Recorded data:
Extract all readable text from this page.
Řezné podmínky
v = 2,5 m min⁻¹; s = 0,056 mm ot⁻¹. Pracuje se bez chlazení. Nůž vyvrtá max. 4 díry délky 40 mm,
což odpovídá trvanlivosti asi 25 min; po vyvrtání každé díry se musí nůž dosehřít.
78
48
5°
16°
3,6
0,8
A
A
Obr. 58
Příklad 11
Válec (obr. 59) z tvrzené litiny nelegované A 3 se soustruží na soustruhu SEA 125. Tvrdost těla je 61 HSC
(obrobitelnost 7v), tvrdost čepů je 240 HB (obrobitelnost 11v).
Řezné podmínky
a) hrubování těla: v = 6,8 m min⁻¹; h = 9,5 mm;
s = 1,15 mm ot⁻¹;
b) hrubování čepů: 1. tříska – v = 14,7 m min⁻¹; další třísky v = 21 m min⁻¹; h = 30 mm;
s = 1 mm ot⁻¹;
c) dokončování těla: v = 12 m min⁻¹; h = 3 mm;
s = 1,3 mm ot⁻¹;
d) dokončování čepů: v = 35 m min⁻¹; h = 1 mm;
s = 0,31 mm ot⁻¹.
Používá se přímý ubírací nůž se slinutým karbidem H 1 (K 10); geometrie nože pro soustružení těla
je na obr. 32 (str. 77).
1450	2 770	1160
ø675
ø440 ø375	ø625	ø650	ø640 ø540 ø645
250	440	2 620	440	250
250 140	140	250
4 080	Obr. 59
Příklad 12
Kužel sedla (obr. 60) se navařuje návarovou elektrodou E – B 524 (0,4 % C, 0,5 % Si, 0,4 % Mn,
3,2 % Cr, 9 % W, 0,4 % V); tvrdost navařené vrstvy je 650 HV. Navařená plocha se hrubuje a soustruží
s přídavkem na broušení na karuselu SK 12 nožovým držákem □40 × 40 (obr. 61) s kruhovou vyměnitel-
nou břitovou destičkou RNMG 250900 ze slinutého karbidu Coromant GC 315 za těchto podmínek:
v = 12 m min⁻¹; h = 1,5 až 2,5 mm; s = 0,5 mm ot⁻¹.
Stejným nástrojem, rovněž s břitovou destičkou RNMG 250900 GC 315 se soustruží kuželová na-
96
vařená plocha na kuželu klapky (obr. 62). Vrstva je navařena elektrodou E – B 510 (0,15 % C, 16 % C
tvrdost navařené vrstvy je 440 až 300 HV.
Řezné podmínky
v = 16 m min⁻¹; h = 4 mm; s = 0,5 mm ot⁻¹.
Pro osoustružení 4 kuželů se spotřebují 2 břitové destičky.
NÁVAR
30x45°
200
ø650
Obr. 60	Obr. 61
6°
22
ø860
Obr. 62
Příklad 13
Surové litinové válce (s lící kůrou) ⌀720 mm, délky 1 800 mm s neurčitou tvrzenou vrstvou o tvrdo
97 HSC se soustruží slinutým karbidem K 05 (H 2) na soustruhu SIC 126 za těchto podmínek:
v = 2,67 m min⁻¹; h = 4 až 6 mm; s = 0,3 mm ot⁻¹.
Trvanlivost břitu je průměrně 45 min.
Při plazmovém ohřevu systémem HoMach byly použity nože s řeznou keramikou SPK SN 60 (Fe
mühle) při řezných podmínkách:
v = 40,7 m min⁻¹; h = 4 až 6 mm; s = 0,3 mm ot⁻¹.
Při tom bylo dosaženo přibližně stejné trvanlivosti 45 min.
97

Aim of the task>
Reproduce each entry word for word.

Reply>
Extract all readable text from this page.
Řezné podmínky
v = 2,5 m min⁻¹; s = 0,056 mm ot⁻¹. Pracuje se bez chlazení. Nůž vyvrtá max. 4 díry délky 40 mm,
což odpovídá trvanlivosti asi 25 min; po vyvrtání každé díry se musí nůž dosehřít.
78
48
5°
16°
3,6
0,8
A
A
Obr. 58
Příklad 11
Válec (obr. 59) z tvrzené litiny nelegované A 3 se soustruží na soustruhu SEA 125. Tvrdost těla je 61 HSC
(obrobitelnost 7v), tvrdost čepů je 240 HB (obrobitelnost 11v).
Řezné podmínky
a) hrubování těla: v = 6,8 m min⁻¹; h = 9,5 mm;
s = 1,15 mm ot⁻¹;
b) hrubování čepů: 1. tříska – v = 14,7 m min⁻¹; další třísky v = 21 m min⁻¹; h = 30 mm;
s = 1 mm ot⁻¹;
c) dokončování těla: v = 12 m min⁻¹; h = 3 mm;
s = 1,3 mm ot⁻¹;
d) dokončování čepů: v = 35 m min⁻¹; h = 1 mm;
s = 0,31 mm ot⁻¹.
Používá se přímý ubírací nůž se slinutým karbidem H 1 (K 10); geometrie nože pro soustružení těla
je na obr. 32 (str. 77).
1450	2 770	1160
ø675
ø440 ø375	ø625	ø650	ø640 ø540 ø645
250	440	2 620	440	250
250 140	140	250
4 080	Obr. 59
Příklad 12
Kužel sedla (obr. 60) se navařuje návarovou elektrodou E – B 524 (0,4 % C, 0,5 % Si, 0,4 % Mn,
3,2 % Cr, 9 % W, 0,4 % V); tvrdost navařené vrstvy je 650 HV. Navařená plocha se hrubuje a soustruží
s přídavkem na broušení na karuselu SK 12 nožovým držákem □40 × 40 (obr. 61) s kruhovou vyměnitel-
nou břitovou destičkou RNMG 250900 ze slinutého karbidu Coromant GC 315 za těchto podmínek:
v = 12 m min⁻¹; h = 1,5 až 2,5 mm; s = 0,5 mm ot⁻¹.
Stejným nástrojem, rovněž s břitovou destičkou RNMG 250900 GC 315 se soustruží kuželová na-
96
vařená plocha na kuželu klapky (obr. 62). Vrstva je navařena elektrodou E – B 510 (0,15 % C, 16 % C
tvrdost navařené vrstvy je 440 až 300 HV.
Řezné podmínky
v = 16 m min⁻¹; h = 4 mm; s = 0,5 mm ot⁻¹.
Pro osoustružení 4 kuželů se spotřebují 2 břitové destičky.
NÁVAR
30x45°
200
ø650
Obr. 60	Obr. 61
6°
22
ø860
Obr. 62
Příklad 13
Surové litinové válce (s lící kůrou) ⌀720 mm, délky 1 800 mm s neurčitou tvrzenou vrstvou o tvrdo
97 HSC se soustruží slinutým karbidem K 05 (H 2) na soustruhu SIC 126 za těchto podmínek:
v = 2,67 m min⁻¹; h = 4 až 6 mm; s = 0,3 mm ot⁻¹.
Trvanlivost břitu je průměrně 45 min.
Při plazmovém ohřevu systémem HoMach byly použity nože s řeznou keramikou SPK SN 60 (Fe
mühle) při řezných podmínkách:
v = 40,7 m min⁻¹; h = 4 až 6 mm; s = 0,3 mm ot⁻¹.
Při tom bylo dosaženo přibližně stejné trvanlivosti 45 min.
97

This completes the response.